▶ [Written instruction]
Output all lines exactly.

▶ [Supplied records]
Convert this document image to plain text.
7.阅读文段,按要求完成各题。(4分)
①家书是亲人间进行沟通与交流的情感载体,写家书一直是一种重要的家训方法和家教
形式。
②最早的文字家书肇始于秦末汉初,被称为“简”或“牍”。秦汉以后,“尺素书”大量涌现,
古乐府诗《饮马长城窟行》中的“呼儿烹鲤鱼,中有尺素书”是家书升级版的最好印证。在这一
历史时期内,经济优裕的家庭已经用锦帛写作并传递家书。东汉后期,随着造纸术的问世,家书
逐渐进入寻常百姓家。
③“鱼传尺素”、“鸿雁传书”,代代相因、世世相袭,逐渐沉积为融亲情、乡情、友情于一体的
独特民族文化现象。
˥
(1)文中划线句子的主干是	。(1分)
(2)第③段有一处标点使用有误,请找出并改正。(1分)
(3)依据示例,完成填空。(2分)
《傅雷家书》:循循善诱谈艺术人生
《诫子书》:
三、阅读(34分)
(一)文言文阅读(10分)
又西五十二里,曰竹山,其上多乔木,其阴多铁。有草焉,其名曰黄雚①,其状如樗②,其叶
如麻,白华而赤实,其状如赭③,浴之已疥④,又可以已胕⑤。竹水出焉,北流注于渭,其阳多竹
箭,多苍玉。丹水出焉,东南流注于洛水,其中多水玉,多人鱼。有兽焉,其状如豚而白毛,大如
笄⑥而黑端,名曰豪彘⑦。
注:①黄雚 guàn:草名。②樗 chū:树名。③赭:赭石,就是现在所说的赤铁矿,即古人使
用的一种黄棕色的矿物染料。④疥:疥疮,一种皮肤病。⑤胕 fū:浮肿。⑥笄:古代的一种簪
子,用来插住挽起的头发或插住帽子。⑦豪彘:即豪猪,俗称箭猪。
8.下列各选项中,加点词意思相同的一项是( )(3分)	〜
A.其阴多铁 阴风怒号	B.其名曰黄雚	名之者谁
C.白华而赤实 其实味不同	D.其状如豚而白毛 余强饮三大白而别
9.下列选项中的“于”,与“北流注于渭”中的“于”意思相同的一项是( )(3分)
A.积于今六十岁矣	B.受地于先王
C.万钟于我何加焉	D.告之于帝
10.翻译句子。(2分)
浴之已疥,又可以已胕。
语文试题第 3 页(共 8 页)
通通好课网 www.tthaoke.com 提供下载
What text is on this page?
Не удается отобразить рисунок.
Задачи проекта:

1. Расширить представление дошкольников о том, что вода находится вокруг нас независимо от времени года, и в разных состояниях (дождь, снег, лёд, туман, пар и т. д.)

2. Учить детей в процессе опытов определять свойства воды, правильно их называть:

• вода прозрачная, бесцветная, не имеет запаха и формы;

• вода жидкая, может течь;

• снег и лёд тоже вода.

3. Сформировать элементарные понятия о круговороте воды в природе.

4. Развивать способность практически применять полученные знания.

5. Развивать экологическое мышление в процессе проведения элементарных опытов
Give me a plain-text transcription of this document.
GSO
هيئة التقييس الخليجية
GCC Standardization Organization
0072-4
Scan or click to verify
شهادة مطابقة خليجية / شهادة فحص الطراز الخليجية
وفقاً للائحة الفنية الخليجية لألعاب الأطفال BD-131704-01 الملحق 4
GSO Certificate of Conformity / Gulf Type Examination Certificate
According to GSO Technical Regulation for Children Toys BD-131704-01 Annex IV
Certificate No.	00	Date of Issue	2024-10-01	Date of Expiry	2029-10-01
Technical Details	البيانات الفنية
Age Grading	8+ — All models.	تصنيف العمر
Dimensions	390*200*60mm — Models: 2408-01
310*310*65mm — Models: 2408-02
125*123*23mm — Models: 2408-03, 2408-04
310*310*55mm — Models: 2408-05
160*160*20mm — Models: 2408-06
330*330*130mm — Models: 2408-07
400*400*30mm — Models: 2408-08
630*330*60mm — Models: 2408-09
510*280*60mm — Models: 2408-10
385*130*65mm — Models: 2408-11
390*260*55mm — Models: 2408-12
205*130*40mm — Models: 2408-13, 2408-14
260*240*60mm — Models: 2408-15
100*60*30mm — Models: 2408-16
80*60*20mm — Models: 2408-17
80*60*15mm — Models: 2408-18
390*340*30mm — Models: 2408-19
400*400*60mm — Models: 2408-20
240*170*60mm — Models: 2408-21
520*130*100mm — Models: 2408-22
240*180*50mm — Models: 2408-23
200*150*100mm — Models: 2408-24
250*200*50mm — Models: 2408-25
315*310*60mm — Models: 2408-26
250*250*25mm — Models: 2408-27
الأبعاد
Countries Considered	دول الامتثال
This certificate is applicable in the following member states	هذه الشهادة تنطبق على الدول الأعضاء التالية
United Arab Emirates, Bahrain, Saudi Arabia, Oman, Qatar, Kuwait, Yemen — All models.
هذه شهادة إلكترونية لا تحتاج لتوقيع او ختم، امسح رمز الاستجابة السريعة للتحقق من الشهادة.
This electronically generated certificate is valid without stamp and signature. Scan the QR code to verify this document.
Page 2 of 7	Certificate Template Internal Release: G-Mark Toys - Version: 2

▶ [Written solution]
Convert this document image to plain text.
7.阅读文段,按要求完成各题。(4分)
①家书是亲人间进行沟通与交流的情感载体,写家书一直是一种重要的家训方法和家教
形式。
②最早的文字家书肇始于秦末汉初,被称为“简”或“牍”。秦汉以后,“尺素书”大量涌现,
古乐府诗《饮马长城窟行》中的“呼儿烹鲤鱼,中有尺素书”是家书升级版的最好印证。在这一
历史时期内,经济优裕的家庭已经用锦帛写作并传递家书。东汉后期,随着造纸术的问世,家书
逐渐进入寻常百姓家。
③“鱼传尺素”、“鸿雁传书”,代代相因、世世相袭,逐渐沉积为融亲情、乡情、友情于一体的
独特民族文化现象。
˥
(1)文中划线句子的主干是	。(1分)
(2)第③段有一处标点使用有误,请找出并改正。(1分)
(3)依据示例,完成填空。(2分)
《傅雷家书》:循循善诱谈艺术人生
《诫子书》:
三、阅读(34分)
(一)文言文阅读(10分)
又西五十二里,曰竹山,其上多乔木,其阴多铁。有草焉,其名曰黄雚①,其状如樗②,其叶
如麻,白华而赤实,其状如赭③,浴之已疥④,又可以已胕⑤。竹水出焉,北流注于渭,其阳多竹
箭,多苍玉。丹水出焉,东南流注于洛水,其中多水玉,多人鱼。有兽焉,其状如豚而白毛,大如
笄⑥而黑端,名曰豪彘⑦。
注:①黄雚 guàn:草名。②樗 chū:树名。③赭:赭石,就是现在所说的赤铁矿,即古人使
用的一种黄棕色的矿物染料。④疥:疥疮,一种皮肤病。⑤胕 fū:浮肿。⑥笄:古代的一种簪
子,用来插住挽起的头发或插住帽子。⑦豪彘:即豪猪,俗称箭猪。
8.下列各选项中,加点词意思相同的一项是( )(3分)	〜
A.其阴多铁 阴风怒号	B.其名曰黄雚	名之者谁
C.白华而赤实 其实味不同	D.其状如豚而白毛 余强饮三大白而别
9.下列选项中的“于”,与“北流注于渭”中的“于”意思相同的一项是( )(3分)
A.积于今六十岁矣	B.受地于先王
C.万钟于我何加焉	D.告之于帝
10.翻译句子。(2分)
浴之已疥,又可以已胕。
语文试题第 3 页(共 8 页)
通通好课网 www.tthaoke.com 提供下载
What text is on this page?
Не удается отобразить рисунок.
Задачи проекта:

1. Расширить представление дошкольников о том, что вода находится вокруг нас независимо от времени года, и в разных состояниях (дождь, снег, лёд, туман, пар и т. д.)

2. Учить детей в процессе опытов определять свойства воды, правильно их называть:

• вода прозрачная, бесцветная, не имеет запаха и формы;

• вода жидкая, может течь;

• снег и лёд тоже вода.

3. Сформировать элементарные понятия о круговороте воды в природе.

4. Развивать способность практически применять полученные знания.

5. Развивать экологическое мышление в процессе проведения элементарных опытов
Give me a plain-text transcription of this document.
GSO
هيئة التقييس الخليجية
GCC Standardization Organization
0072-4
Scan or click to verify
شهادة مطابقة خليجية / شهادة فحص الطراز الخليجية
وفقاً للائحة الفنية الخليجية لألعاب الأطفال BD-131704-01 الملحق 4
GSO Certificate of Conformity / Gulf Type Examination Certificate
According to GSO Technical Regulation for Children Toys BD-131704-01 Annex IV
Certificate No.	00	Date of Issue	2024-10-01	Date of Expiry	2029-10-01
Technical Details	البيانات الفنية
Age Grading	8+ — All models.	تصنيف العمر
Dimensions	390*200*60mm — Models: 2408-01
310*310*65mm — Models: 2408-02
125*123*23mm — Models: 2408-03, 2408-04
310*310*55mm — Models: 2408-05
160*160*20mm — Models: 2408-06
330*330*130mm — Models: 2408-07
400*400*30mm — Models: 2408-08
630*330*60mm — Models: 2408-09
510*280*60mm — Models: 2408-10
385*130*65mm — Models: 2408-11
390*260*55mm — Models: 2408-12
205*130*40mm — Models: 2408-13, 2408-14
260*240*60mm — Models: 2408-15
100*60*30mm — Models: 2408-16
80*60*20mm — Models: 2408-17
80*60*15mm — Models: 2408-18
390*340*30mm — Models: 2408-19
400*400*60mm — Models: 2408-20
240*170*60mm — Models: 2408-21
520*130*100mm — Models: 2408-22
240*180*50mm — Models: 2408-23
200*150*100mm — Models: 2408-24
250*200*50mm — Models: 2408-25
315*310*60mm — Models: 2408-26
250*250*25mm — Models: 2408-27
الأبعاد
Countries Considered	دول الامتثال
This certificate is applicable in the following member states	هذه الشهادة تنطبق على الدول الأعضاء التالية
United Arab Emirates, Bahrain, Saudi Arabia, Oman, Qatar, Kuwait, Yemen — All models.
هذه شهادة إلكترونية لا تحتاج لتوقيع او ختم، امسح رمز الاستجابة السريعة للتحقق من الشهادة.
This electronically generated certificate is valid without stamp and signature. Scan the QR code to verify this document.
Page 2 of 7	Certificate Template Internal Release: G-Mark Toys - Version: 2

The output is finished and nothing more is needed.